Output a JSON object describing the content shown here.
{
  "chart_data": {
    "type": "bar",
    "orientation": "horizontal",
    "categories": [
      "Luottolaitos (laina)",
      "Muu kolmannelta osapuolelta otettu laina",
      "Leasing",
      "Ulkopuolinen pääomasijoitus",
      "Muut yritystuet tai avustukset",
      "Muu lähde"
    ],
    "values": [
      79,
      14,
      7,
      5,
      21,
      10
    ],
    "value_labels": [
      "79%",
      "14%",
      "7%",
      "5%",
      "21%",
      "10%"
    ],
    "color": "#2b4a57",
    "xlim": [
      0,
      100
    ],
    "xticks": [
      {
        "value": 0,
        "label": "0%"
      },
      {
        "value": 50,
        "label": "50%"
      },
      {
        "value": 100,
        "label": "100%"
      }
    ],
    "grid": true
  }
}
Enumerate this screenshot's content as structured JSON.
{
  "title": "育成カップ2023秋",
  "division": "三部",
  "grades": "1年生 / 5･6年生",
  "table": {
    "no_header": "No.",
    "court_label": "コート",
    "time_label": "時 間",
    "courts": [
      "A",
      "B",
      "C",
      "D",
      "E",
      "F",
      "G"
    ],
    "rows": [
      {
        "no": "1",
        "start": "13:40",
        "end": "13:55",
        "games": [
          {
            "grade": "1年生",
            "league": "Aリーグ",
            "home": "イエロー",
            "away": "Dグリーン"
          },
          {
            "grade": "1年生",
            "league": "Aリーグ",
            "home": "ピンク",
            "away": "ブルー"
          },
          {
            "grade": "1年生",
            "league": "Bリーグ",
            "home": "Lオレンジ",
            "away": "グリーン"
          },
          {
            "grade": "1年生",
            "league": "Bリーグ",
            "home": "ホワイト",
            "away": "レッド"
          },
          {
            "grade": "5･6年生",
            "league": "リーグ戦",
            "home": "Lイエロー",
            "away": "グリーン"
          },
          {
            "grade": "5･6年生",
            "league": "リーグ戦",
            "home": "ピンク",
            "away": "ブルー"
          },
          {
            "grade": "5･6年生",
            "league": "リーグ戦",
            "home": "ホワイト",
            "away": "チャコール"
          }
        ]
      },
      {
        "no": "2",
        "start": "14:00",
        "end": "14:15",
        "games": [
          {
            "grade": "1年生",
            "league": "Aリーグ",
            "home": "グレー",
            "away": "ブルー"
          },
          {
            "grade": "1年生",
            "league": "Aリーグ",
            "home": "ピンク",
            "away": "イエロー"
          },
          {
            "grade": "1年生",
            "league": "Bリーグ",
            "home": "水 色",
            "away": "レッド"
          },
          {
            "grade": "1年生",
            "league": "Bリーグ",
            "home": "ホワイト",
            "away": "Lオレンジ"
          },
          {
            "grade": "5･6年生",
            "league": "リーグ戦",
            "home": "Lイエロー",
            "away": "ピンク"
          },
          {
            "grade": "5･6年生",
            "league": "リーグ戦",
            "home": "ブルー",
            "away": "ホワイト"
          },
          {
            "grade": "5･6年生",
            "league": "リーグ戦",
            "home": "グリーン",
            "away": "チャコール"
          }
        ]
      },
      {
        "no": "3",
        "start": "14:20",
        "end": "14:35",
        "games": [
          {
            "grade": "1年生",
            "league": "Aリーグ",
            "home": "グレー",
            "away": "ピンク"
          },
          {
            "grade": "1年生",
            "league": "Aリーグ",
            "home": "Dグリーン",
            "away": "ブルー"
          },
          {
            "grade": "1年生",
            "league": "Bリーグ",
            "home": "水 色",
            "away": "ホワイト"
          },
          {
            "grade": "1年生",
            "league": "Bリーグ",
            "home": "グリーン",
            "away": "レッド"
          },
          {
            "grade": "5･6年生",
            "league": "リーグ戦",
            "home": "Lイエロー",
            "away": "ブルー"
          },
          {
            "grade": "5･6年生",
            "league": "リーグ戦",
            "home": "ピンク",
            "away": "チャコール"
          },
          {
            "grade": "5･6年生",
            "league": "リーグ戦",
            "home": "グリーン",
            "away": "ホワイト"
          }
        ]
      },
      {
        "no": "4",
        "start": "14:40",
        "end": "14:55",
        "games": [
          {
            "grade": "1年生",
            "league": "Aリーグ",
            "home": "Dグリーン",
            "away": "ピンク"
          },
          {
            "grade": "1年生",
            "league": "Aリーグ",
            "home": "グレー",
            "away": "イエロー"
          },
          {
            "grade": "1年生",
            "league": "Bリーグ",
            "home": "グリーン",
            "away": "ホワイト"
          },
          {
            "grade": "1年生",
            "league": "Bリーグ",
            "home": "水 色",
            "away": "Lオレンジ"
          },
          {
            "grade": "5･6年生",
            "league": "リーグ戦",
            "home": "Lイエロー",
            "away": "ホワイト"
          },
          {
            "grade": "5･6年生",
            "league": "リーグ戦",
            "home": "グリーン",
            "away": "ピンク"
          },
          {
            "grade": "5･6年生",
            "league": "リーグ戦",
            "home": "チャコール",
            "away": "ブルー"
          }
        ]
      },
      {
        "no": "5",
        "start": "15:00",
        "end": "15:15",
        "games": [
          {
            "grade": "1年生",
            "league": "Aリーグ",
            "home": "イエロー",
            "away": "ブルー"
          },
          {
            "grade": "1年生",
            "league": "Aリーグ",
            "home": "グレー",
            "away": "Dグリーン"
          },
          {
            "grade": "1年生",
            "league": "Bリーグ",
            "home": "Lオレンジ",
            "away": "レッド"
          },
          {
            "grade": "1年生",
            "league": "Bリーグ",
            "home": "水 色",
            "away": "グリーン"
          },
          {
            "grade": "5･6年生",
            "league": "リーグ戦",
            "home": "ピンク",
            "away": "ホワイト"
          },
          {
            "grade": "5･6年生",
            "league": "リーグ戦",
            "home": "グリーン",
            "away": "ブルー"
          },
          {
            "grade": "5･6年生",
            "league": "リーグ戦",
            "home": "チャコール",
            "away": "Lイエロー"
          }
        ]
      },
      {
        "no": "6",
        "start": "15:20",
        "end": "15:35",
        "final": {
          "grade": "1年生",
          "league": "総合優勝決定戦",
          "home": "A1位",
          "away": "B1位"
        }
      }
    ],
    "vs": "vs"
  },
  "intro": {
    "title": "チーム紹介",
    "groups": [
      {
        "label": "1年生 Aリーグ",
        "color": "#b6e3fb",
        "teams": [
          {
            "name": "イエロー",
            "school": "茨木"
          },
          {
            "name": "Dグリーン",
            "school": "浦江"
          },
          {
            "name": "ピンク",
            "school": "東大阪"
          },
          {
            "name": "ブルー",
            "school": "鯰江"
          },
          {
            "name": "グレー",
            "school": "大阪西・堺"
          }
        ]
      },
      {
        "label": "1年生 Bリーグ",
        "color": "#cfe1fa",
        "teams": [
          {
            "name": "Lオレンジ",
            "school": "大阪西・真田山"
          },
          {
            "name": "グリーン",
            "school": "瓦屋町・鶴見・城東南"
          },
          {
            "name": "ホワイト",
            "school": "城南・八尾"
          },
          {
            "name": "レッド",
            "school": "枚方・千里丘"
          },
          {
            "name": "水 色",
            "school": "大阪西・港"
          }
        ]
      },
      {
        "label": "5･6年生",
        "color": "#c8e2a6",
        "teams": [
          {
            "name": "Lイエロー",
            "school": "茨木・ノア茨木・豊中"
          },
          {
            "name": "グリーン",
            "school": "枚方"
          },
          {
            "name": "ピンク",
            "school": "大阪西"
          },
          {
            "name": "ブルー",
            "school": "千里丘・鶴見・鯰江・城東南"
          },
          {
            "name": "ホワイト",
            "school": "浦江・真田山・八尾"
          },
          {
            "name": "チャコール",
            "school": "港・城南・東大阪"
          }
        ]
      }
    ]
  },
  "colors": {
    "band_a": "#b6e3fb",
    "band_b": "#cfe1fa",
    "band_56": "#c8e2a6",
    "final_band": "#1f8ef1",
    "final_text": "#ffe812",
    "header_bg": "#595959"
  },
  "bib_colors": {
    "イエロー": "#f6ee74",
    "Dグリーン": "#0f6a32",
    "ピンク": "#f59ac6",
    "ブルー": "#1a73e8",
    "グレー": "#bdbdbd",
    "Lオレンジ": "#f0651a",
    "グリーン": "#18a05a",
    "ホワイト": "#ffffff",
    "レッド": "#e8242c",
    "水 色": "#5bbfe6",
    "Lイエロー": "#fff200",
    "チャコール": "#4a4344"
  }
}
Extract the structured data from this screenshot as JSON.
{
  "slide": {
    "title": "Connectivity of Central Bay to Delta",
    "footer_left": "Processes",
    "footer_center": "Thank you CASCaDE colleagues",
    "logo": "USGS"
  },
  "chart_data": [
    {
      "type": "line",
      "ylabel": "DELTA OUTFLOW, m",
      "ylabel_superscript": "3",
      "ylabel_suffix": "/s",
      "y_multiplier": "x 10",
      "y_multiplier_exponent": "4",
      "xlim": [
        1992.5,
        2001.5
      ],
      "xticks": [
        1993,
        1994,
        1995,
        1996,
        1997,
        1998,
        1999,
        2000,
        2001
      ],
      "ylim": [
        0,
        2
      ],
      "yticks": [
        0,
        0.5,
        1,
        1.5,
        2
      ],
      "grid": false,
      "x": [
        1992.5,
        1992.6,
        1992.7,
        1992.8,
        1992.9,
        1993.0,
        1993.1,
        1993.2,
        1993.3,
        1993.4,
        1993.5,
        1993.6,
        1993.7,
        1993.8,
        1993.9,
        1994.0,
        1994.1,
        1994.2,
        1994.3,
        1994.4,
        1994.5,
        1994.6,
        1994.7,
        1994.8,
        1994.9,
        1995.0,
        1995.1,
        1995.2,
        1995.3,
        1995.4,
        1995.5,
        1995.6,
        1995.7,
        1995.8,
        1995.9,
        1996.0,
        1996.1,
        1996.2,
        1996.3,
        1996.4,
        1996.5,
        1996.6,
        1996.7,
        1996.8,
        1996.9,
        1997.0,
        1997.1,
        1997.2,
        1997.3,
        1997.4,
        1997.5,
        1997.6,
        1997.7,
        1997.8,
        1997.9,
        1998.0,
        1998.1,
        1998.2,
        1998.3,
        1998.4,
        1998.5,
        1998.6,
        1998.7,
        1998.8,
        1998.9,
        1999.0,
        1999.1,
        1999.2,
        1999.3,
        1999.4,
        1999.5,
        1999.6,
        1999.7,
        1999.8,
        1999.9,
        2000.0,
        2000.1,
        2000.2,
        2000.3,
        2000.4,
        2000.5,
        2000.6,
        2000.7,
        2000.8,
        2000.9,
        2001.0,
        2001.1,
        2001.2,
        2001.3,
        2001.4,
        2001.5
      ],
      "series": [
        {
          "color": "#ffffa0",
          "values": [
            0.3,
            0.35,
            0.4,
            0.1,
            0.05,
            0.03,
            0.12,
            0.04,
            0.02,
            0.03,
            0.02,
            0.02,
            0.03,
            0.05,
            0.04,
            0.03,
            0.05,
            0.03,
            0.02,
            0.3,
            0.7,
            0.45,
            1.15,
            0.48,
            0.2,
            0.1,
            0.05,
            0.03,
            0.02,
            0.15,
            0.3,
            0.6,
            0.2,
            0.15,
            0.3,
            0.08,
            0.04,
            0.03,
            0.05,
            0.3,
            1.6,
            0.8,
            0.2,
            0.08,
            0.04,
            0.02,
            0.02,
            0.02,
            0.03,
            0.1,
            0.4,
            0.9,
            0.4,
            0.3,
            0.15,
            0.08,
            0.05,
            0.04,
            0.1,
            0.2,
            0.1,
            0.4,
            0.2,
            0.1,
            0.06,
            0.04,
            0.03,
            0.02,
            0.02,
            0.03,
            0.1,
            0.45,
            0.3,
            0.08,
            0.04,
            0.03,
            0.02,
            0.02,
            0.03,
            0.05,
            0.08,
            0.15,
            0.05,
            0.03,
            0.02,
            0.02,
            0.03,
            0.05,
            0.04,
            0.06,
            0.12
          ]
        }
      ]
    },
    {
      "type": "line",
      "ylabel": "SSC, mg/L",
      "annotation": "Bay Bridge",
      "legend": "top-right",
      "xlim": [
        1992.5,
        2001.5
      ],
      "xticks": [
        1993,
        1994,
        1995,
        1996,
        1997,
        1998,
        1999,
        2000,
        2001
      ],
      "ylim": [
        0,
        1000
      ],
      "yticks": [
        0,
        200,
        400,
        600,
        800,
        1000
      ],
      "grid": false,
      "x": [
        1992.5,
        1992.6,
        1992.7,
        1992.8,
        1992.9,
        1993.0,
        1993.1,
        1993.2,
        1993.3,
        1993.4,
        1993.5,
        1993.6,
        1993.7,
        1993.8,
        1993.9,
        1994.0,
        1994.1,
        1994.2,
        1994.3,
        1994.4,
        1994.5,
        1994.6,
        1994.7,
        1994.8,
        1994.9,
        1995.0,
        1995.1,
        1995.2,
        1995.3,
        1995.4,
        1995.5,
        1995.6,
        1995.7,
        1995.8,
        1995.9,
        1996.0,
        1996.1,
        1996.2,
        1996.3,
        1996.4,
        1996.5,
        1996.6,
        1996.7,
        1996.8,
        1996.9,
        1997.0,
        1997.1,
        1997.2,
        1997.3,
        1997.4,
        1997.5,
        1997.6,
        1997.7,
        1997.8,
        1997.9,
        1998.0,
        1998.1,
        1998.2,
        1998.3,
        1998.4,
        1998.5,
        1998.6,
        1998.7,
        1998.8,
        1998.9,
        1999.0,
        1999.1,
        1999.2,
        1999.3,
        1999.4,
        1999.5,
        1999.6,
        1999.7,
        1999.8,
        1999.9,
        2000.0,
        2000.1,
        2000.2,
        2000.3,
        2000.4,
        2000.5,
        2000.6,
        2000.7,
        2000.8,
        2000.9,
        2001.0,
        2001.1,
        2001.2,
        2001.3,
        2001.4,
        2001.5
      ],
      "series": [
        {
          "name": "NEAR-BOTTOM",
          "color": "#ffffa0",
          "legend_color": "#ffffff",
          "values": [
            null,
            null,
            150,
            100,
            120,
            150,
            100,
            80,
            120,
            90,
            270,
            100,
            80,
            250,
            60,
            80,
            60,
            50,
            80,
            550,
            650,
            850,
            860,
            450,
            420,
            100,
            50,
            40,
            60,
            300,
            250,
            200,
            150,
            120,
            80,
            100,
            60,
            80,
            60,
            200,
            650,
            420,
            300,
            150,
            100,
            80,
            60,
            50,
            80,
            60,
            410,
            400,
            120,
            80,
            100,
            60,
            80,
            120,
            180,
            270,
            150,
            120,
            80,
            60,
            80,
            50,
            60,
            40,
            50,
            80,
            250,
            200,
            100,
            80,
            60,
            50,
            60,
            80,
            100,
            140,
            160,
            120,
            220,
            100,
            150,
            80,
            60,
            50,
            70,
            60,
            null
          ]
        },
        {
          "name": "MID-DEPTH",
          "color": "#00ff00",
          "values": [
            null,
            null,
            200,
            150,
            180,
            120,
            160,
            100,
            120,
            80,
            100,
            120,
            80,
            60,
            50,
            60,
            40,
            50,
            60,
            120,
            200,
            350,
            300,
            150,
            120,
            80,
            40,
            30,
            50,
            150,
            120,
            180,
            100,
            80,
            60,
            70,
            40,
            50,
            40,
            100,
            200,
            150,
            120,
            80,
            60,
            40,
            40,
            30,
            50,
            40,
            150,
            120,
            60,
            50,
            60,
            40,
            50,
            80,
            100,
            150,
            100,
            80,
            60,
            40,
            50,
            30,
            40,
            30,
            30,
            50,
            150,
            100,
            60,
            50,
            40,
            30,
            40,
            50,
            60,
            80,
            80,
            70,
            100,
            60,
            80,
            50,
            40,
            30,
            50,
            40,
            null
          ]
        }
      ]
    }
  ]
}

════

--- Job ---
Of the lines above, how many contain the word "start"? Provide the number and nothing else.

--- Response ---
6